— STATED EXERCISE —
Find all lines in the listing that include the word "Detta", then copy them.

— DATA EXCERPTS —
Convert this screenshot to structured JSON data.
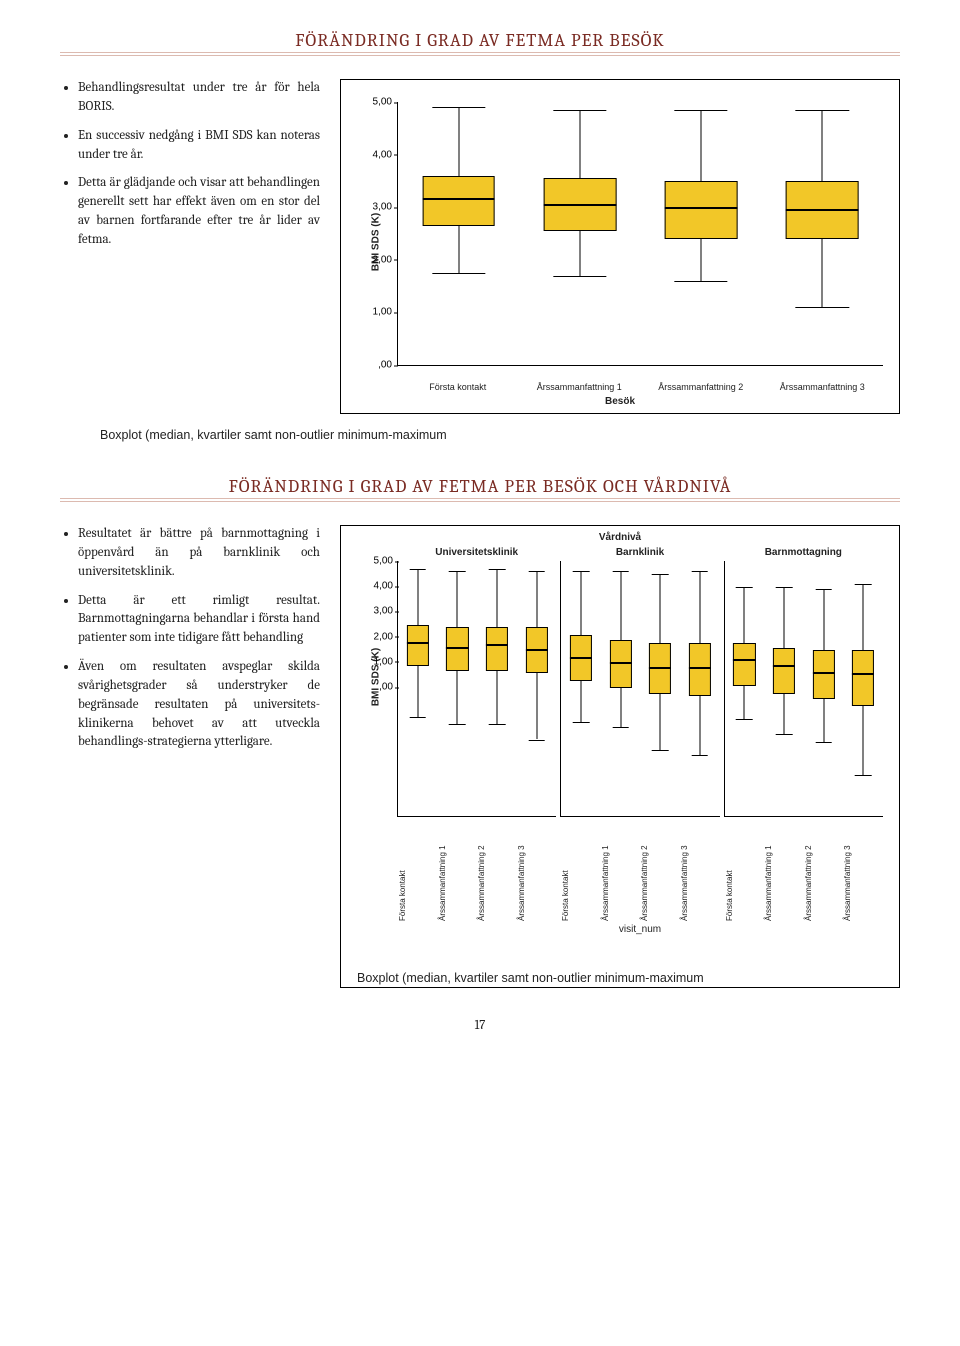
{
  "title1": "FÖRÄNDRING I GRAD AV FETMA PER BESÖK",
  "title2": "FÖRÄNDRING I GRAD AV FETMA PER BESÖK OCH VÅRDNIVÅ",
  "bullets1": [
    "Behandlingsresultat under tre år för hela BORIS.",
    "En successiv nedgång i BMI SDS kan noteras under tre år.",
    "Detta är glädjande och visar att behandlingen generellt sett har effekt även om en stor del av barnen fortfarande efter tre år lider av fetma."
  ],
  "bullets2": [
    "Resultatet är bättre på barnmottagning i öppenvård än på barnklinik och universitetsklinik.",
    "Detta är ett rimligt resultat. Barnmottagningarna behandlar i första hand patienter som inte tidigare fått behandling",
    "Även om resultaten avspeglar skilda svårighetsgrader så understryker de begränsade resultaten på universitets-klinikerna behovet av att utveckla behandlings-strategierna ytterligare."
  ],
  "caption": "Boxplot (median, kvartiler samt non-outlier minimum-maximum",
  "chart1": {
    "ylabel": "BMI SDS (K)",
    "xlabel": "Besök",
    "ylim": [
      0,
      5
    ],
    "yticks": [
      ",00",
      "1,00",
      "2,00",
      "3,00",
      "4,00",
      "5,00"
    ],
    "ytick_vals": [
      0,
      1,
      2,
      3,
      4,
      5
    ],
    "categories": [
      "Första kontakt",
      "Årssammanfattning 1",
      "Årssammanfattning 2",
      "Årssammanfattning 3"
    ],
    "box_color": "#f2c728",
    "box_width_pct": 60,
    "cap_width_pct": 44,
    "boxes": [
      {
        "min": 1.75,
        "q1": 2.65,
        "median": 3.15,
        "q3": 3.6,
        "max": 4.9
      },
      {
        "min": 1.7,
        "q1": 2.55,
        "median": 3.05,
        "q3": 3.55,
        "max": 4.85
      },
      {
        "min": 1.6,
        "q1": 2.4,
        "median": 2.98,
        "q3": 3.5,
        "max": 4.85
      },
      {
        "min": 1.1,
        "q1": 2.4,
        "median": 2.95,
        "q3": 3.5,
        "max": 4.85
      }
    ]
  },
  "chart2": {
    "super_title": "Vårdnivå",
    "ylabel": "BMI SDS (K)",
    "xlabel": "visit_num",
    "ylim": [
      0,
      5
    ],
    "yticks": [
      ",00",
      "1,00",
      "2,00",
      "3,00",
      "4,00",
      "5,00"
    ],
    "ytick_vals": [
      0,
      1,
      2,
      3,
      4,
      5
    ],
    "categories": [
      "Första kontakt",
      "Årssammanfattning 1",
      "Årssammanfattning 2",
      "Årssammanfattning 3"
    ],
    "box_color": "#f2c728",
    "box_width_pct": 56,
    "cap_width_pct": 42,
    "panels": [
      {
        "title": "Universitetsklinik",
        "boxes": [
          {
            "min": 1.95,
            "q1": 2.95,
            "median": 3.4,
            "q3": 3.75,
            "max": 4.85
          },
          {
            "min": 1.8,
            "q1": 2.85,
            "median": 3.3,
            "q3": 3.7,
            "max": 4.8
          },
          {
            "min": 1.8,
            "q1": 2.85,
            "median": 3.35,
            "q3": 3.7,
            "max": 4.85
          },
          {
            "min": 1.5,
            "q1": 2.8,
            "median": 3.25,
            "q3": 3.7,
            "max": 4.8
          }
        ]
      },
      {
        "title": "Barnklinik",
        "boxes": [
          {
            "min": 1.85,
            "q1": 2.65,
            "median": 3.1,
            "q3": 3.55,
            "max": 4.8
          },
          {
            "min": 1.75,
            "q1": 2.5,
            "median": 3.0,
            "q3": 3.45,
            "max": 4.8
          },
          {
            "min": 1.3,
            "q1": 2.4,
            "median": 2.9,
            "q3": 3.4,
            "max": 4.75
          },
          {
            "min": 1.2,
            "q1": 2.35,
            "median": 2.9,
            "q3": 3.4,
            "max": 4.8
          }
        ]
      },
      {
        "title": "Barnmottagning",
        "boxes": [
          {
            "min": 1.9,
            "q1": 2.55,
            "median": 3.05,
            "q3": 3.4,
            "max": 4.5
          },
          {
            "min": 1.6,
            "q1": 2.4,
            "median": 2.95,
            "q3": 3.3,
            "max": 4.5
          },
          {
            "min": 1.45,
            "q1": 2.3,
            "median": 2.8,
            "q3": 3.25,
            "max": 4.45
          },
          {
            "min": 0.8,
            "q1": 2.15,
            "median": 2.78,
            "q3": 3.25,
            "max": 4.55
          }
        ]
      }
    ]
  },
  "page_number": "17"
}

— ANSWER TO THE EXERCISE —
    "Detta är glädjande och visar att behandlingen generellt sett har effekt även om en stor del av barnen fortfarande efter tre år lider av fetma."
    "Detta är ett rimligt resultat. Barnmottagningarna behandlar i första hand patienter som inte tidigare fått behandling",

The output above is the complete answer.